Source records
+--

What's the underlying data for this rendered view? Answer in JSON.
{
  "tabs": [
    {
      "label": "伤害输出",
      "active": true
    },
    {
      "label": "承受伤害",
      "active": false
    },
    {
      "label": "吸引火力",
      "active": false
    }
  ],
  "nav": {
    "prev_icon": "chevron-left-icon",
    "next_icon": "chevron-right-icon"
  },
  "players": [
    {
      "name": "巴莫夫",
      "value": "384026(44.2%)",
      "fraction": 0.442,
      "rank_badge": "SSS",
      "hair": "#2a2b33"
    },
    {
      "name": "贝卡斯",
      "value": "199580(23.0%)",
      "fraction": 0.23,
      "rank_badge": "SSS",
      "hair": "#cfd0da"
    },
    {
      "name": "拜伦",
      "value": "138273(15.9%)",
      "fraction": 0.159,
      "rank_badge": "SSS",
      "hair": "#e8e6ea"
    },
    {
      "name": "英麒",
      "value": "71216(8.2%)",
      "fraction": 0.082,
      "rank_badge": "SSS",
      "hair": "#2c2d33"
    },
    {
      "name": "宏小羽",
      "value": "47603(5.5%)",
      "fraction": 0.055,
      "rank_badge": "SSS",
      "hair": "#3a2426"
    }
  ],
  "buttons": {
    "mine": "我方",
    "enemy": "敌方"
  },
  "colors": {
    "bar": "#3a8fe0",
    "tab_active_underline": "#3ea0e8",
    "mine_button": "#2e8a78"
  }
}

+--

- **Exercise goal**
Would you restate each of the entries word for word?

- **Response to this exercise**
What's the underlying data for this rendered view? Answer in JSON.
{
  "tabs": [
    {
      "label": "伤害输出",
      "active": true
    },
    {
      "label": "承受伤害",
      "active": false
    },
    {
      "label": "吸引火力",
      "active": false
    }
  ],
  "nav": {
    "prev_icon": "chevron-left-icon",
    "next_icon": "chevron-right-icon"
  },
  "players": [
    {
      "name": "巴莫夫",
      "value": "384026(44.2%)",
      "fraction": 0.442,
      "rank_badge": "SSS",
      "hair": "#2a2b33"
    },
    {
      "name": "贝卡斯",
      "value": "199580(23.0%)",
      "fraction": 0.23,
      "rank_badge": "SSS",
      "hair": "#cfd0da"
    },
    {
      "name": "拜伦",
      "value": "138273(15.9%)",
      "fraction": 0.159,
      "rank_badge": "SSS",
      "hair": "#e8e6ea"
    },
    {
      "name": "英麒",
      "value": "71216(8.2%)",
      "fraction": 0.082,
      "rank_badge": "SSS",
      "hair": "#2c2d33"
    },
    {
      "name": "宏小羽",
      "value": "47603(5.5%)",
      "fraction": 0.055,
      "rank_badge": "SSS",
      "hair": "#3a2426"
    }
  ],
  "buttons": {
    "mine": "我方",
    "enemy": "敌方"
  },
  "colors": {
    "bar": "#3a8fe0",
    "tab_active_underline": "#3ea0e8",
    "mine_button": "#2e8a78"
  }
}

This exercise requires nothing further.